"""

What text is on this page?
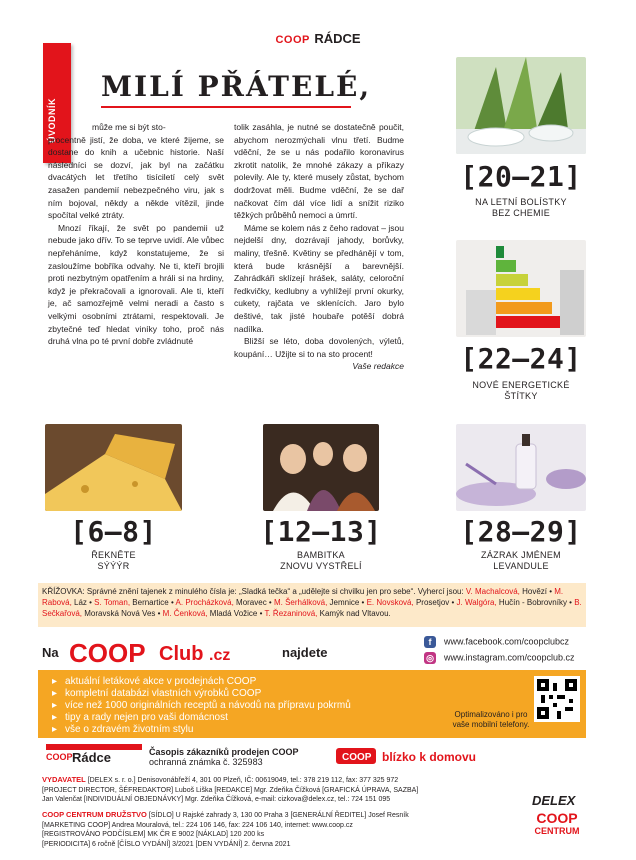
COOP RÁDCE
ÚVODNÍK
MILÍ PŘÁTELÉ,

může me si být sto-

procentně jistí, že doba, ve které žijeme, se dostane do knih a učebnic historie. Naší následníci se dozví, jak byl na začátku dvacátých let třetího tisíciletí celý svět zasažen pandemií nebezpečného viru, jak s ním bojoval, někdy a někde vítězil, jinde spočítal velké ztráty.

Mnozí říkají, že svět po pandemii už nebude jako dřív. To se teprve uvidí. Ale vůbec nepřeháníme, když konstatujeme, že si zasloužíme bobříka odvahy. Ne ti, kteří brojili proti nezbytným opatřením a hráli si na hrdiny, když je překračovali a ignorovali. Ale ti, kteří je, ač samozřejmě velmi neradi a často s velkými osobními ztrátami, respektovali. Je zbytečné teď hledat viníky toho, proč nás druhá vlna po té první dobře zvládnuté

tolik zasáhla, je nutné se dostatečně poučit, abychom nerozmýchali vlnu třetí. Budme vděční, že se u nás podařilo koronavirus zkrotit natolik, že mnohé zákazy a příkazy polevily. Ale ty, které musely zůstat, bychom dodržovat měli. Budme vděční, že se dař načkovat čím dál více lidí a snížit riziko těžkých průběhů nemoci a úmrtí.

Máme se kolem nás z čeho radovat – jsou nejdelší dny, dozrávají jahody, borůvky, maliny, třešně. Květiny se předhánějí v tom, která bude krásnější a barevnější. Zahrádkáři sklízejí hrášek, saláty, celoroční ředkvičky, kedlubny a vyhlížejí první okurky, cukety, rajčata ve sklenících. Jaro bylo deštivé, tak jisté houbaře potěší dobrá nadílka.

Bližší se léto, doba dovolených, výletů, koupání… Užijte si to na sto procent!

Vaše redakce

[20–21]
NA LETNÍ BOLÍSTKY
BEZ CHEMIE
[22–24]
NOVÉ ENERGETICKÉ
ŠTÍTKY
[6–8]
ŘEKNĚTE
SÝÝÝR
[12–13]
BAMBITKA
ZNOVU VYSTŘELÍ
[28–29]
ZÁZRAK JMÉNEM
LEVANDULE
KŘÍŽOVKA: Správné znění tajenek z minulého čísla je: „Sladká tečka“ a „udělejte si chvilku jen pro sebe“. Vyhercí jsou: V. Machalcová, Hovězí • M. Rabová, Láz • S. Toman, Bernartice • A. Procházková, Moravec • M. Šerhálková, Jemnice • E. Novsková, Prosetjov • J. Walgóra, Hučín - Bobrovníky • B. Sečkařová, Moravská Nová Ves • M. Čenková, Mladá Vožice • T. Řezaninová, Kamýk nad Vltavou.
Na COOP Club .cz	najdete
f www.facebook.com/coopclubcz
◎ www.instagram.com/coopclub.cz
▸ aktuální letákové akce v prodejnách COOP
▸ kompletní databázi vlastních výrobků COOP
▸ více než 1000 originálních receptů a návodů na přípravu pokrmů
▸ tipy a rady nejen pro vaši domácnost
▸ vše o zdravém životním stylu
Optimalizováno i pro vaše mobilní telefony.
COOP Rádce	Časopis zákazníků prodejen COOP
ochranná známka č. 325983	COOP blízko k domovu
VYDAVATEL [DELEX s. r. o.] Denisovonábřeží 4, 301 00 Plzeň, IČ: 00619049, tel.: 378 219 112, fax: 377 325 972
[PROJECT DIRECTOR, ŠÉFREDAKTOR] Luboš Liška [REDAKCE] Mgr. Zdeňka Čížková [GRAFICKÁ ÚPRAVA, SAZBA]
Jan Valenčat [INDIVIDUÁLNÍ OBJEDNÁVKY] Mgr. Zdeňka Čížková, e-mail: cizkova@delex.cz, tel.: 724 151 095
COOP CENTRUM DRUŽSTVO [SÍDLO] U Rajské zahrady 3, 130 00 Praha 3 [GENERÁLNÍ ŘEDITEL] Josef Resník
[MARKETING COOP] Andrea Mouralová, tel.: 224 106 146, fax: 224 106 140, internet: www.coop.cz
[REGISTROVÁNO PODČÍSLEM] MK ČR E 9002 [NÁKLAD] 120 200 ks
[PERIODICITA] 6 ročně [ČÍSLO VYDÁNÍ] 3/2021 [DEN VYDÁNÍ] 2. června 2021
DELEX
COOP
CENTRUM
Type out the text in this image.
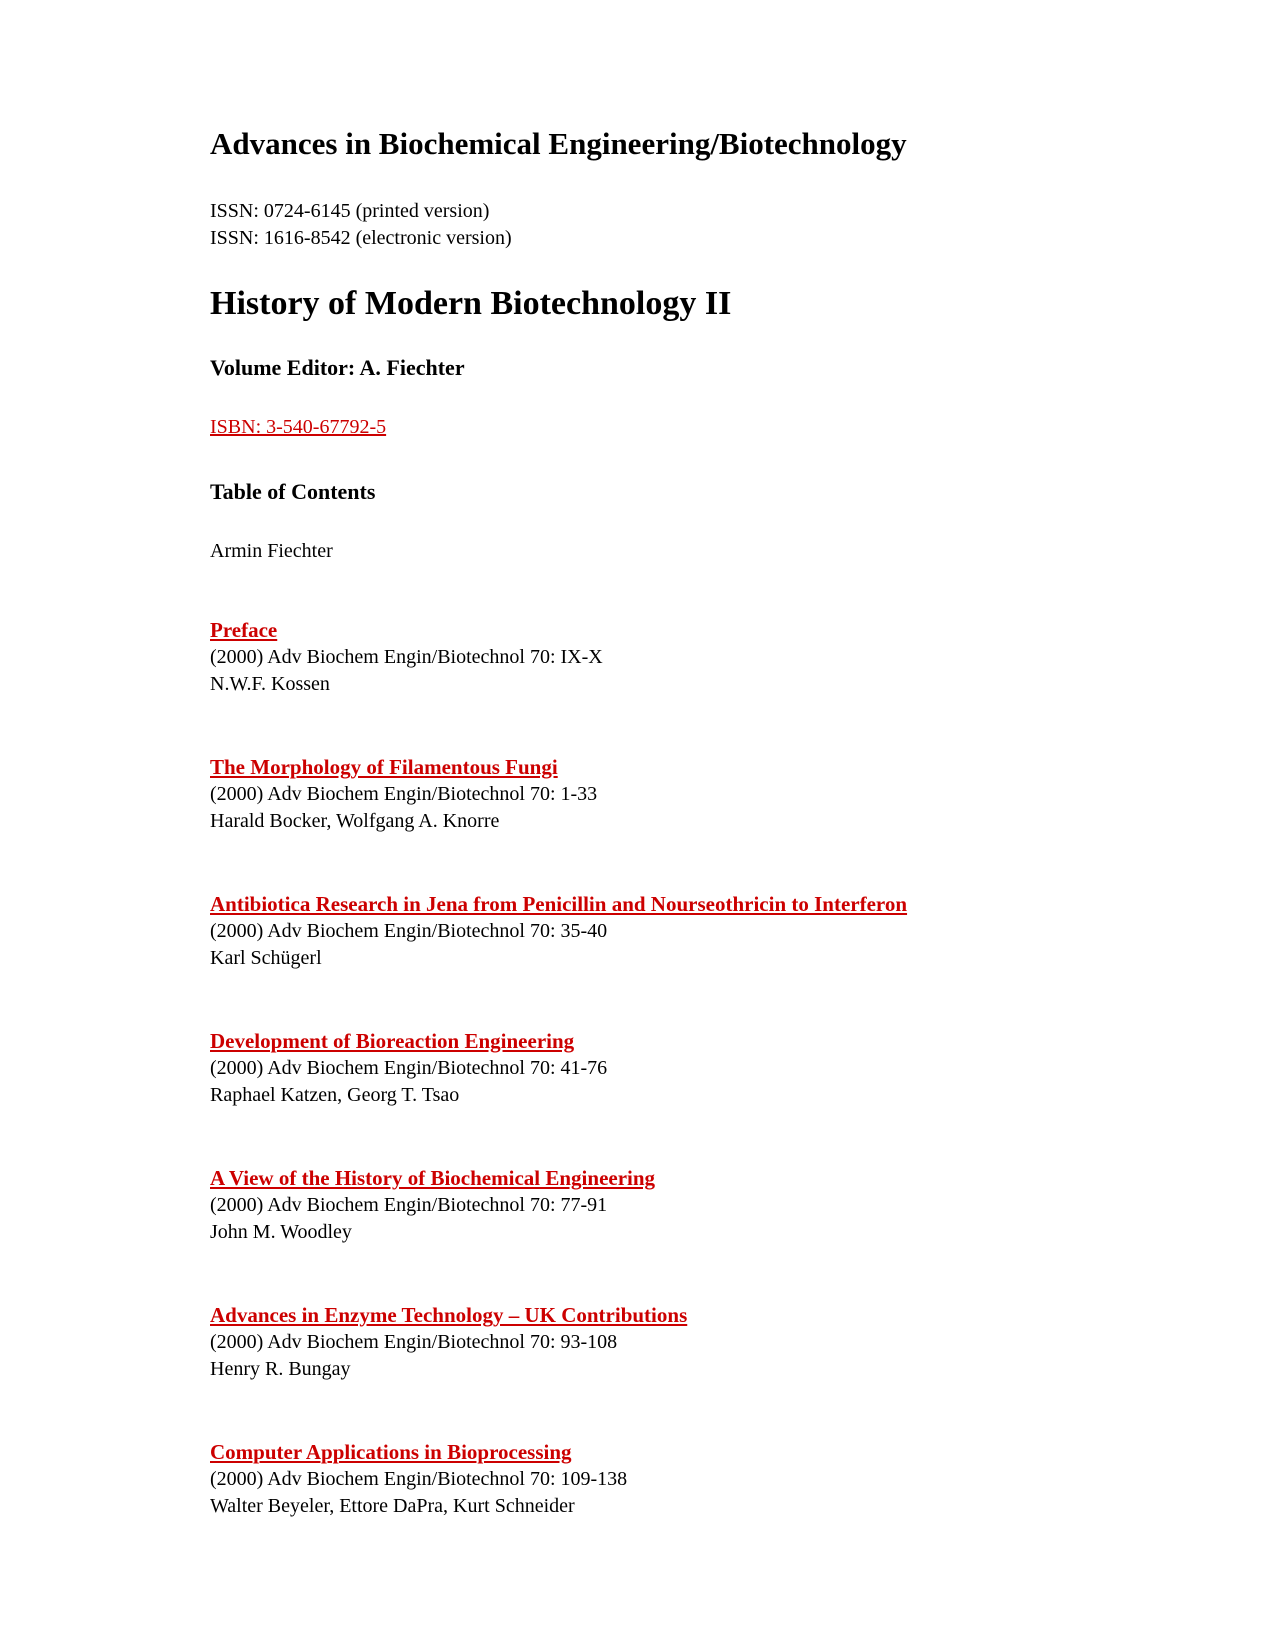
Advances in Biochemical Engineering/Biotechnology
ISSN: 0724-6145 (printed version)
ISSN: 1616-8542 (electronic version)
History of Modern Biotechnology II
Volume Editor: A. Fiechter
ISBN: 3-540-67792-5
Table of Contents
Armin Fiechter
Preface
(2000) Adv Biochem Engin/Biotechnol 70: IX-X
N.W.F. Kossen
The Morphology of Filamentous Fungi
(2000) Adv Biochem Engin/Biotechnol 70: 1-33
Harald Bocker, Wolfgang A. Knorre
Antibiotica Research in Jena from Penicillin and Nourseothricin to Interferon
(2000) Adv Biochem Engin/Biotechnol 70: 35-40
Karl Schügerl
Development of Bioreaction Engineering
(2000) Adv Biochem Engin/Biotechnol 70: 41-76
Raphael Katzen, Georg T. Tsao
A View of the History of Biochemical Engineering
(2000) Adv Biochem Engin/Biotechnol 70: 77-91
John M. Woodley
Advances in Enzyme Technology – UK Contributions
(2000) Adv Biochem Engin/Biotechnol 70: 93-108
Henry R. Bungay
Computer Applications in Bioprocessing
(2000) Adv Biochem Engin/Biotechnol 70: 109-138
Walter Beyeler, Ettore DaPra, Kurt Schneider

"""

Gather each line from the entries above that includes the word "svět".

▶ **Output for this exercise**:
procentně jistí, že doba, ve které žijeme, se dostane do knih a učebnic historie. Naší následníci se dozví, jak byl na začátku dvacátých let třetího tisíciletí celý svět zasažen pandemií nebezpečného viru, jak s ním bojoval, někdy a někde vítězil, jinde spočítal velké ztráty.
Mnozí říkají, že svět po pandemii už nebude jako dřív. To se teprve uvidí. Ale vůbec nepřeháníme, když konstatujeme, že si zasloužíme bobříka odvahy. Ne ti, kteří brojili proti nezbytným opatřením a hráli si na hrdiny, když je překračovali a ignorovali. Ale ti, kteří je, ač samozřejmě velmi neradi a často s velkými osobními ztrátami, respektovali. Je zbytečné teď hledat viníky toho, proč nás druhá vlna po té první dobře zvládnuté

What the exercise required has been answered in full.